■ Goal
Skip the pictures. Reproduce all other material exactly.

■ Provided data
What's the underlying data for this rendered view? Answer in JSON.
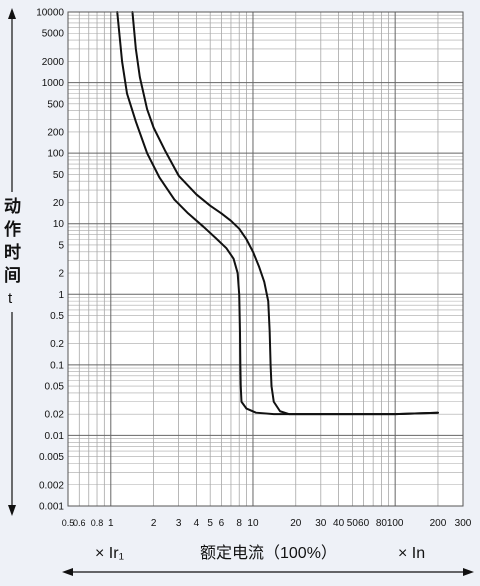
{
  "chart_data": {
    "type": "line",
    "title": "",
    "ylabel_chars": [
      "动",
      "作",
      "时",
      "间"
    ],
    "ylabel_symbol": "t",
    "xlabel_left": "× Ir₁",
    "xlabel_center": "额定电流（100%）",
    "xlabel_right": "× In",
    "x_scale": "log",
    "y_scale": "log",
    "xlim": [
      0.5,
      300
    ],
    "ylim": [
      0.001,
      10000
    ],
    "grid": true,
    "legend": "none",
    "x_ticks": [
      {
        "v": 0.5,
        "label": "0.5"
      },
      {
        "v": 0.6,
        "label": "0.6"
      },
      {
        "v": 0.8,
        "label": "0.8"
      },
      {
        "v": 1,
        "label": "1"
      },
      {
        "v": 2,
        "label": "2"
      },
      {
        "v": 3,
        "label": "3"
      },
      {
        "v": 4,
        "label": "4"
      },
      {
        "v": 5,
        "label": "5"
      },
      {
        "v": 6,
        "label": "6"
      },
      {
        "v": 8,
        "label": "8"
      },
      {
        "v": 10,
        "label": "10"
      },
      {
        "v": 20,
        "label": "20"
      },
      {
        "v": 30,
        "label": "30"
      },
      {
        "v": 40,
        "label": "40"
      },
      {
        "v": 50,
        "label": "50"
      },
      {
        "v": 60,
        "label": "60"
      },
      {
        "v": 80,
        "label": "80"
      },
      {
        "v": 100,
        "label": "100"
      },
      {
        "v": 200,
        "label": "200"
      },
      {
        "v": 300,
        "label": "300"
      }
    ],
    "y_ticks": [
      {
        "v": 10000,
        "label": "10000"
      },
      {
        "v": 5000,
        "label": "5000"
      },
      {
        "v": 2000,
        "label": "2000"
      },
      {
        "v": 1000,
        "label": "1000"
      },
      {
        "v": 500,
        "label": "500"
      },
      {
        "v": 200,
        "label": "200"
      },
      {
        "v": 100,
        "label": "100"
      },
      {
        "v": 50,
        "label": "50"
      },
      {
        "v": 20,
        "label": "20"
      },
      {
        "v": 10,
        "label": "10"
      },
      {
        "v": 5,
        "label": "5"
      },
      {
        "v": 2,
        "label": "2"
      },
      {
        "v": 1,
        "label": "1"
      },
      {
        "v": 0.5,
        "label": "0.5"
      },
      {
        "v": 0.2,
        "label": "0.2"
      },
      {
        "v": 0.1,
        "label": "0.1"
      },
      {
        "v": 0.05,
        "label": "0.05"
      },
      {
        "v": 0.02,
        "label": "0.02"
      },
      {
        "v": 0.01,
        "label": "0.01"
      },
      {
        "v": 0.005,
        "label": "0.005"
      },
      {
        "v": 0.002,
        "label": "0.002"
      },
      {
        "v": 0.001,
        "label": "0.001"
      }
    ],
    "series": [
      {
        "points": [
          [
            1.11,
            10000
          ],
          [
            1.2,
            2000
          ],
          [
            1.3,
            700
          ],
          [
            1.5,
            280
          ],
          [
            1.8,
            100
          ],
          [
            2.2,
            45
          ],
          [
            2.8,
            22
          ],
          [
            3.5,
            14
          ],
          [
            4.5,
            9
          ],
          [
            5.5,
            6.2
          ],
          [
            6.5,
            4.5
          ],
          [
            7.3,
            3.2
          ],
          [
            7.8,
            2.0
          ],
          [
            8.0,
            1.0
          ],
          [
            8.1,
            0.3
          ],
          [
            8.15,
            0.1
          ],
          [
            8.2,
            0.05
          ],
          [
            8.3,
            0.03
          ],
          [
            9.0,
            0.024
          ],
          [
            10.5,
            0.021
          ],
          [
            14,
            0.02
          ],
          [
            30,
            0.02
          ],
          [
            100,
            0.02
          ],
          [
            200,
            0.021
          ]
        ]
      },
      {
        "points": [
          [
            1.42,
            10000
          ],
          [
            1.5,
            3000
          ],
          [
            1.6,
            1200
          ],
          [
            1.8,
            420
          ],
          [
            2.0,
            230
          ],
          [
            2.4,
            110
          ],
          [
            3.0,
            48
          ],
          [
            4.0,
            26
          ],
          [
            5.0,
            18
          ],
          [
            6.0,
            14
          ],
          [
            7.0,
            11
          ],
          [
            8.0,
            8.5
          ],
          [
            9.0,
            6
          ],
          [
            10.0,
            4
          ],
          [
            11.0,
            2.5
          ],
          [
            12.0,
            1.5
          ],
          [
            12.8,
            0.8
          ],
          [
            13.1,
            0.3
          ],
          [
            13.3,
            0.1
          ],
          [
            13.5,
            0.05
          ],
          [
            14.0,
            0.03
          ],
          [
            15.5,
            0.022
          ],
          [
            18.0,
            0.02
          ],
          [
            30,
            0.02
          ],
          [
            100,
            0.02
          ],
          [
            200,
            0.021
          ]
        ]
      }
    ]
  }
}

■ Exercise response
What's the underlying data for this rendered view? Answer in JSON.
{
  "chart_data": {
    "type": "line",
    "title": "",
    "ylabel_chars": [
      "动",
      "作",
      "时",
      "间"
    ],
    "ylabel_symbol": "t",
    "xlabel_left": "× Ir₁",
    "xlabel_center": "额定电流（100%）",
    "xlabel_right": "× In",
    "x_scale": "log",
    "y_scale": "log",
    "xlim": [
      0.5,
      300
    ],
    "ylim": [
      0.001,
      10000
    ],
    "grid": true,
    "legend": "none",
    "x_ticks": [
      {
        "v": 0.5,
        "label": "0.5"
      },
      {
        "v": 0.6,
        "label": "0.6"
      },
      {
        "v": 0.8,
        "label": "0.8"
      },
      {
        "v": 1,
        "label": "1"
      },
      {
        "v": 2,
        "label": "2"
      },
      {
        "v": 3,
        "label": "3"
      },
      {
        "v": 4,
        "label": "4"
      },
      {
        "v": 5,
        "label": "5"
      },
      {
        "v": 6,
        "label": "6"
      },
      {
        "v": 8,
        "label": "8"
      },
      {
        "v": 10,
        "label": "10"
      },
      {
        "v": 20,
        "label": "20"
      },
      {
        "v": 30,
        "label": "30"
      },
      {
        "v": 40,
        "label": "40"
      },
      {
        "v": 50,
        "label": "50"
      },
      {
        "v": 60,
        "label": "60"
      },
      {
        "v": 80,
        "label": "80"
      },
      {
        "v": 100,
        "label": "100"
      },
      {
        "v": 200,
        "label": "200"
      },
      {
        "v": 300,
        "label": "300"
      }
    ],
    "y_ticks": [
      {
        "v": 10000,
        "label": "10000"
      },
      {
        "v": 5000,
        "label": "5000"
      },
      {
        "v": 2000,
        "label": "2000"
      },
      {
        "v": 1000,
        "label": "1000"
      },
      {
        "v": 500,
        "label": "500"
      },
      {
        "v": 200,
        "label": "200"
      },
      {
        "v": 100,
        "label": "100"
      },
      {
        "v": 50,
        "label": "50"
      },
      {
        "v": 20,
        "label": "20"
      },
      {
        "v": 10,
        "label": "10"
      },
      {
        "v": 5,
        "label": "5"
      },
      {
        "v": 2,
        "label": "2"
      },
      {
        "v": 1,
        "label": "1"
      },
      {
        "v": 0.5,
        "label": "0.5"
      },
      {
        "v": 0.2,
        "label": "0.2"
      },
      {
        "v": 0.1,
        "label": "0.1"
      },
      {
        "v": 0.05,
        "label": "0.05"
      },
      {
        "v": 0.02,
        "label": "0.02"
      },
      {
        "v": 0.01,
        "label": "0.01"
      },
      {
        "v": 0.005,
        "label": "0.005"
      },
      {
        "v": 0.002,
        "label": "0.002"
      },
      {
        "v": 0.001,
        "label": "0.001"
      }
    ],
    "series": [
      {
        "points": [
          [
            1.11,
            10000
          ],
          [
            1.2,
            2000
          ],
          [
            1.3,
            700
          ],
          [
            1.5,
            280
          ],
          [
            1.8,
            100
          ],
          [
            2.2,
            45
          ],
          [
            2.8,
            22
          ],
          [
            3.5,
            14
          ],
          [
            4.5,
            9
          ],
          [
            5.5,
            6.2
          ],
          [
            6.5,
            4.5
          ],
          [
            7.3,
            3.2
          ],
          [
            7.8,
            2.0
          ],
          [
            8.0,
            1.0
          ],
          [
            8.1,
            0.3
          ],
          [
            8.15,
            0.1
          ],
          [
            8.2,
            0.05
          ],
          [
            8.3,
            0.03
          ],
          [
            9.0,
            0.024
          ],
          [
            10.5,
            0.021
          ],
          [
            14,
            0.02
          ],
          [
            30,
            0.02
          ],
          [
            100,
            0.02
          ],
          [
            200,
            0.021
          ]
        ]
      },
      {
        "points": [
          [
            1.42,
            10000
          ],
          [
            1.5,
            3000
          ],
          [
            1.6,
            1200
          ],
          [
            1.8,
            420
          ],
          [
            2.0,
            230
          ],
          [
            2.4,
            110
          ],
          [
            3.0,
            48
          ],
          [
            4.0,
            26
          ],
          [
            5.0,
            18
          ],
          [
            6.0,
            14
          ],
          [
            7.0,
            11
          ],
          [
            8.0,
            8.5
          ],
          [
            9.0,
            6
          ],
          [
            10.0,
            4
          ],
          [
            11.0,
            2.5
          ],
          [
            12.0,
            1.5
          ],
          [
            12.8,
            0.8
          ],
          [
            13.1,
            0.3
          ],
          [
            13.3,
            0.1
          ],
          [
            13.5,
            0.05
          ],
          [
            14.0,
            0.03
          ],
          [
            15.5,
            0.022
          ],
          [
            18.0,
            0.02
          ],
          [
            30,
            0.02
          ],
          [
            100,
            0.02
          ],
          [
            200,
            0.021
          ]
        ]
      }
    ]
  }
}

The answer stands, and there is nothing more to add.